▶ REQUIRED WORK: Output the material below unchanged, apart from leaving out the pictures.

....................

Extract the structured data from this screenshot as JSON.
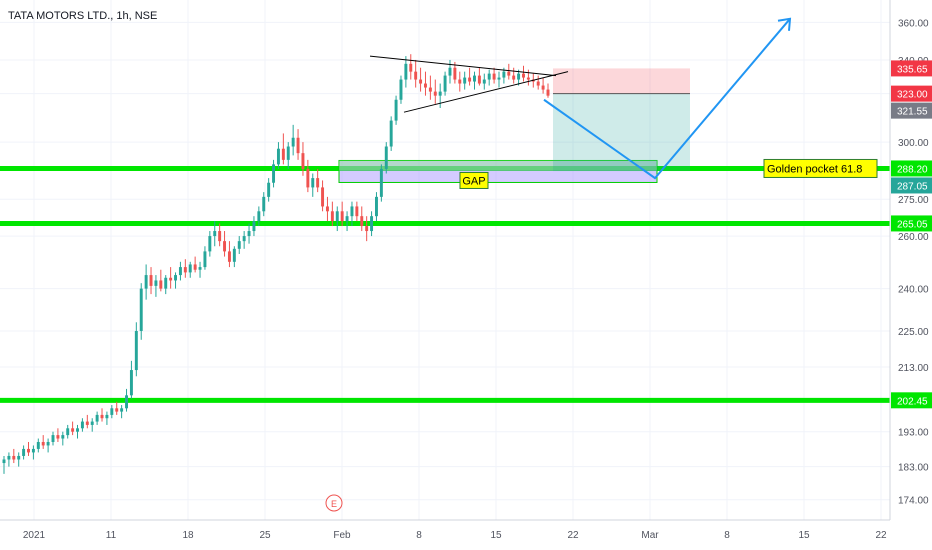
{
  "header": {
    "title": "TATA MOTORS LTD., 1h, NSE"
  },
  "chart_data": {
    "type": "candlestick",
    "symbol": "TATA MOTORS LTD.",
    "interval": "1h",
    "exchange": "NSE",
    "y_scale": "log",
    "ylim": [
      170,
      368
    ],
    "y_ticks": [
      "360.00",
      "340.00",
      "323.00",
      "300.00",
      "288.20",
      "275.00",
      "265.05",
      "260.00",
      "240.00",
      "225.00",
      "213.00",
      "202.45",
      "193.00",
      "183.00",
      "174.00"
    ],
    "x_ticks": [
      "2021",
      "11",
      "18",
      "25",
      "Feb",
      "8",
      "15",
      "22",
      "Mar",
      "8",
      "15",
      "22"
    ],
    "price_badges": [
      {
        "label": "335.65",
        "value": 335.65,
        "color": "#f23645"
      },
      {
        "label": "323.00",
        "value": 323.0,
        "color": "#f23645"
      },
      {
        "label": "321.55",
        "value": 321.55,
        "color": "#787b86"
      },
      {
        "label": "288.20",
        "value": 288.2,
        "color": "#00e600"
      },
      {
        "label": "287.05",
        "value": 287.05,
        "color": "#26a69a"
      },
      {
        "label": "265.05",
        "value": 265.05,
        "color": "#00e600"
      },
      {
        "label": "202.45",
        "value": 202.45,
        "color": "#00e600"
      }
    ],
    "horizontal_levels": [
      288.2,
      265.05,
      202.45
    ],
    "annotations": {
      "gap_label": "GAP",
      "golden_pocket_label": "Golden pocket 61.8",
      "earnings_marker": "E"
    },
    "colors": {
      "up": "#26a69a",
      "down": "#ef5350",
      "level": "#00e600",
      "projection": "#2196f3",
      "triangle": "#000000"
    },
    "candles": [
      [
        184,
        186,
        181,
        185
      ],
      [
        185,
        187,
        183,
        186
      ],
      [
        186,
        188,
        184,
        185
      ],
      [
        185,
        187,
        183,
        186
      ],
      [
        186,
        189,
        185,
        188
      ],
      [
        188,
        190,
        186,
        187
      ],
      [
        187,
        189,
        185,
        188
      ],
      [
        188,
        191,
        187,
        190
      ],
      [
        190,
        192,
        188,
        189
      ],
      [
        189,
        191,
        187,
        190
      ],
      [
        190,
        193,
        189,
        192
      ],
      [
        192,
        194,
        190,
        191
      ],
      [
        191,
        193,
        189,
        192
      ],
      [
        192,
        195,
        191,
        194
      ],
      [
        194,
        196,
        192,
        193
      ],
      [
        193,
        195,
        191,
        194
      ],
      [
        194,
        197,
        193,
        196
      ],
      [
        196,
        198,
        194,
        195
      ],
      [
        195,
        197,
        193,
        196
      ],
      [
        196,
        199,
        195,
        198
      ],
      [
        198,
        200,
        196,
        197
      ],
      [
        197,
        199,
        195,
        198
      ],
      [
        198,
        201,
        197,
        200
      ],
      [
        200,
        202,
        198,
        199
      ],
      [
        199,
        201,
        197,
        200
      ],
      [
        200,
        206,
        199,
        204
      ],
      [
        204,
        215,
        203,
        212
      ],
      [
        212,
        228,
        210,
        225
      ],
      [
        225,
        242,
        222,
        240
      ],
      [
        240,
        249,
        236,
        245
      ],
      [
        245,
        248,
        238,
        241
      ],
      [
        241,
        245,
        237,
        243
      ],
      [
        243,
        247,
        239,
        240
      ],
      [
        240,
        245,
        238,
        244
      ],
      [
        244,
        248,
        240,
        243
      ],
      [
        243,
        246,
        240,
        245
      ],
      [
        245,
        250,
        243,
        248
      ],
      [
        248,
        251,
        244,
        246
      ],
      [
        246,
        250,
        244,
        249
      ],
      [
        249,
        252,
        246,
        247
      ],
      [
        247,
        250,
        244,
        248
      ],
      [
        248,
        256,
        247,
        254
      ],
      [
        254,
        262,
        252,
        260
      ],
      [
        260,
        266,
        256,
        262
      ],
      [
        262,
        265,
        256,
        258
      ],
      [
        258,
        262,
        252,
        254
      ],
      [
        254,
        258,
        248,
        250
      ],
      [
        250,
        256,
        248,
        255
      ],
      [
        255,
        260,
        253,
        258
      ],
      [
        258,
        262,
        255,
        260
      ],
      [
        260,
        265,
        257,
        262
      ],
      [
        262,
        268,
        260,
        266
      ],
      [
        266,
        272,
        264,
        270
      ],
      [
        270,
        278,
        268,
        276
      ],
      [
        276,
        284,
        274,
        282
      ],
      [
        282,
        292,
        280,
        290
      ],
      [
        290,
        300,
        288,
        297
      ],
      [
        297,
        304,
        290,
        292
      ],
      [
        292,
        300,
        288,
        298
      ],
      [
        298,
        308,
        294,
        302
      ],
      [
        302,
        306,
        292,
        295
      ],
      [
        295,
        300,
        285,
        288
      ],
      [
        288,
        292,
        278,
        280
      ],
      [
        280,
        286,
        276,
        284
      ],
      [
        284,
        288,
        278,
        280
      ],
      [
        280,
        283,
        270,
        272
      ],
      [
        272,
        276,
        266,
        270
      ],
      [
        270,
        274,
        264,
        266
      ],
      [
        266,
        272,
        262,
        270
      ],
      [
        270,
        274,
        264,
        266
      ],
      [
        266,
        270,
        262,
        268
      ],
      [
        268,
        274,
        264,
        272
      ],
      [
        272,
        274,
        266,
        268
      ],
      [
        268,
        272,
        262,
        264
      ],
      [
        264,
        268,
        258,
        262
      ],
      [
        262,
        270,
        260,
        268
      ],
      [
        268,
        278,
        266,
        276
      ],
      [
        276,
        290,
        274,
        288
      ],
      [
        288,
        300,
        286,
        298
      ],
      [
        298,
        312,
        296,
        310
      ],
      [
        310,
        322,
        308,
        320
      ],
      [
        320,
        332,
        318,
        330
      ],
      [
        330,
        342,
        326,
        338
      ],
      [
        338,
        343,
        330,
        334
      ],
      [
        334,
        340,
        326,
        330
      ],
      [
        330,
        336,
        324,
        328
      ],
      [
        328,
        334,
        322,
        326
      ],
      [
        326,
        332,
        320,
        324
      ],
      [
        324,
        330,
        318,
        322
      ],
      [
        322,
        328,
        316,
        324
      ],
      [
        324,
        334,
        322,
        332
      ],
      [
        332,
        340,
        328,
        336
      ],
      [
        336,
        339,
        328,
        330
      ],
      [
        330,
        334,
        324,
        328
      ],
      [
        328,
        334,
        325,
        331
      ],
      [
        331,
        336,
        327,
        329
      ],
      [
        329,
        334,
        325,
        332
      ],
      [
        332,
        336,
        327,
        328
      ],
      [
        328,
        333,
        325,
        330
      ],
      [
        330,
        335,
        327,
        333
      ],
      [
        333,
        336,
        328,
        330
      ],
      [
        330,
        334,
        326,
        331
      ],
      [
        331,
        336,
        328,
        334
      ],
      [
        334,
        338,
        330,
        332
      ],
      [
        332,
        336,
        328,
        330
      ],
      [
        330,
        335,
        327,
        333
      ],
      [
        333,
        337,
        329,
        331
      ],
      [
        331,
        335,
        327,
        330
      ],
      [
        330,
        333,
        326,
        329
      ],
      [
        329,
        332,
        325,
        327
      ],
      [
        327,
        331,
        323,
        325
      ],
      [
        325,
        328,
        321,
        322
      ]
    ]
  }
}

....................

▶ OUTPUT OF THE TASK:
Extract the structured data from this screenshot as JSON.
{
  "header": {
    "title": "TATA MOTORS LTD., 1h, NSE"
  },
  "chart_data": {
    "type": "candlestick",
    "symbol": "TATA MOTORS LTD.",
    "interval": "1h",
    "exchange": "NSE",
    "y_scale": "log",
    "ylim": [
      170,
      368
    ],
    "y_ticks": [
      "360.00",
      "340.00",
      "323.00",
      "300.00",
      "288.20",
      "275.00",
      "265.05",
      "260.00",
      "240.00",
      "225.00",
      "213.00",
      "202.45",
      "193.00",
      "183.00",
      "174.00"
    ],
    "x_ticks": [
      "2021",
      "11",
      "18",
      "25",
      "Feb",
      "8",
      "15",
      "22",
      "Mar",
      "8",
      "15",
      "22"
    ],
    "price_badges": [
      {
        "label": "335.65",
        "value": 335.65,
        "color": "#f23645"
      },
      {
        "label": "323.00",
        "value": 323.0,
        "color": "#f23645"
      },
      {
        "label": "321.55",
        "value": 321.55,
        "color": "#787b86"
      },
      {
        "label": "288.20",
        "value": 288.2,
        "color": "#00e600"
      },
      {
        "label": "287.05",
        "value": 287.05,
        "color": "#26a69a"
      },
      {
        "label": "265.05",
        "value": 265.05,
        "color": "#00e600"
      },
      {
        "label": "202.45",
        "value": 202.45,
        "color": "#00e600"
      }
    ],
    "horizontal_levels": [
      288.2,
      265.05,
      202.45
    ],
    "annotations": {
      "gap_label": "GAP",
      "golden_pocket_label": "Golden pocket 61.8",
      "earnings_marker": "E"
    },
    "colors": {
      "up": "#26a69a",
      "down": "#ef5350",
      "level": "#00e600",
      "projection": "#2196f3",
      "triangle": "#000000"
    },
    "candles": [
      [
        184,
        186,
        181,
        185
      ],
      [
        185,
        187,
        183,
        186
      ],
      [
        186,
        188,
        184,
        185
      ],
      [
        185,
        187,
        183,
        186
      ],
      [
        186,
        189,
        185,
        188
      ],
      [
        188,
        190,
        186,
        187
      ],
      [
        187,
        189,
        185,
        188
      ],
      [
        188,
        191,
        187,
        190
      ],
      [
        190,
        192,
        188,
        189
      ],
      [
        189,
        191,
        187,
        190
      ],
      [
        190,
        193,
        189,
        192
      ],
      [
        192,
        194,
        190,
        191
      ],
      [
        191,
        193,
        189,
        192
      ],
      [
        192,
        195,
        191,
        194
      ],
      [
        194,
        196,
        192,
        193
      ],
      [
        193,
        195,
        191,
        194
      ],
      [
        194,
        197,
        193,
        196
      ],
      [
        196,
        198,
        194,
        195
      ],
      [
        195,
        197,
        193,
        196
      ],
      [
        196,
        199,
        195,
        198
      ],
      [
        198,
        200,
        196,
        197
      ],
      [
        197,
        199,
        195,
        198
      ],
      [
        198,
        201,
        197,
        200
      ],
      [
        200,
        202,
        198,
        199
      ],
      [
        199,
        201,
        197,
        200
      ],
      [
        200,
        206,
        199,
        204
      ],
      [
        204,
        215,
        203,
        212
      ],
      [
        212,
        228,
        210,
        225
      ],
      [
        225,
        242,
        222,
        240
      ],
      [
        240,
        249,
        236,
        245
      ],
      [
        245,
        248,
        238,
        241
      ],
      [
        241,
        245,
        237,
        243
      ],
      [
        243,
        247,
        239,
        240
      ],
      [
        240,
        245,
        238,
        244
      ],
      [
        244,
        248,
        240,
        243
      ],
      [
        243,
        246,
        240,
        245
      ],
      [
        245,
        250,
        243,
        248
      ],
      [
        248,
        251,
        244,
        246
      ],
      [
        246,
        250,
        244,
        249
      ],
      [
        249,
        252,
        246,
        247
      ],
      [
        247,
        250,
        244,
        248
      ],
      [
        248,
        256,
        247,
        254
      ],
      [
        254,
        262,
        252,
        260
      ],
      [
        260,
        266,
        256,
        262
      ],
      [
        262,
        265,
        256,
        258
      ],
      [
        258,
        262,
        252,
        254
      ],
      [
        254,
        258,
        248,
        250
      ],
      [
        250,
        256,
        248,
        255
      ],
      [
        255,
        260,
        253,
        258
      ],
      [
        258,
        262,
        255,
        260
      ],
      [
        260,
        265,
        257,
        262
      ],
      [
        262,
        268,
        260,
        266
      ],
      [
        266,
        272,
        264,
        270
      ],
      [
        270,
        278,
        268,
        276
      ],
      [
        276,
        284,
        274,
        282
      ],
      [
        282,
        292,
        280,
        290
      ],
      [
        290,
        300,
        288,
        297
      ],
      [
        297,
        304,
        290,
        292
      ],
      [
        292,
        300,
        288,
        298
      ],
      [
        298,
        308,
        294,
        302
      ],
      [
        302,
        306,
        292,
        295
      ],
      [
        295,
        300,
        285,
        288
      ],
      [
        288,
        292,
        278,
        280
      ],
      [
        280,
        286,
        276,
        284
      ],
      [
        284,
        288,
        278,
        280
      ],
      [
        280,
        283,
        270,
        272
      ],
      [
        272,
        276,
        266,
        270
      ],
      [
        270,
        274,
        264,
        266
      ],
      [
        266,
        272,
        262,
        270
      ],
      [
        270,
        274,
        264,
        266
      ],
      [
        266,
        270,
        262,
        268
      ],
      [
        268,
        274,
        264,
        272
      ],
      [
        272,
        274,
        266,
        268
      ],
      [
        268,
        272,
        262,
        264
      ],
      [
        264,
        268,
        258,
        262
      ],
      [
        262,
        270,
        260,
        268
      ],
      [
        268,
        278,
        266,
        276
      ],
      [
        276,
        290,
        274,
        288
      ],
      [
        288,
        300,
        286,
        298
      ],
      [
        298,
        312,
        296,
        310
      ],
      [
        310,
        322,
        308,
        320
      ],
      [
        320,
        332,
        318,
        330
      ],
      [
        330,
        342,
        326,
        338
      ],
      [
        338,
        343,
        330,
        334
      ],
      [
        334,
        340,
        326,
        330
      ],
      [
        330,
        336,
        324,
        328
      ],
      [
        328,
        334,
        322,
        326
      ],
      [
        326,
        332,
        320,
        324
      ],
      [
        324,
        330,
        318,
        322
      ],
      [
        322,
        328,
        316,
        324
      ],
      [
        324,
        334,
        322,
        332
      ],
      [
        332,
        340,
        328,
        336
      ],
      [
        336,
        339,
        328,
        330
      ],
      [
        330,
        334,
        324,
        328
      ],
      [
        328,
        334,
        325,
        331
      ],
      [
        331,
        336,
        327,
        329
      ],
      [
        329,
        334,
        325,
        332
      ],
      [
        332,
        336,
        327,
        328
      ],
      [
        328,
        333,
        325,
        330
      ],
      [
        330,
        335,
        327,
        333
      ],
      [
        333,
        336,
        328,
        330
      ],
      [
        330,
        334,
        326,
        331
      ],
      [
        331,
        336,
        328,
        334
      ],
      [
        334,
        338,
        330,
        332
      ],
      [
        332,
        336,
        328,
        330
      ],
      [
        330,
        335,
        327,
        333
      ],
      [
        333,
        337,
        329,
        331
      ],
      [
        331,
        335,
        327,
        330
      ],
      [
        330,
        333,
        326,
        329
      ],
      [
        329,
        332,
        325,
        327
      ],
      [
        327,
        331,
        323,
        325
      ],
      [
        325,
        328,
        321,
        322
      ]
    ]
  }
}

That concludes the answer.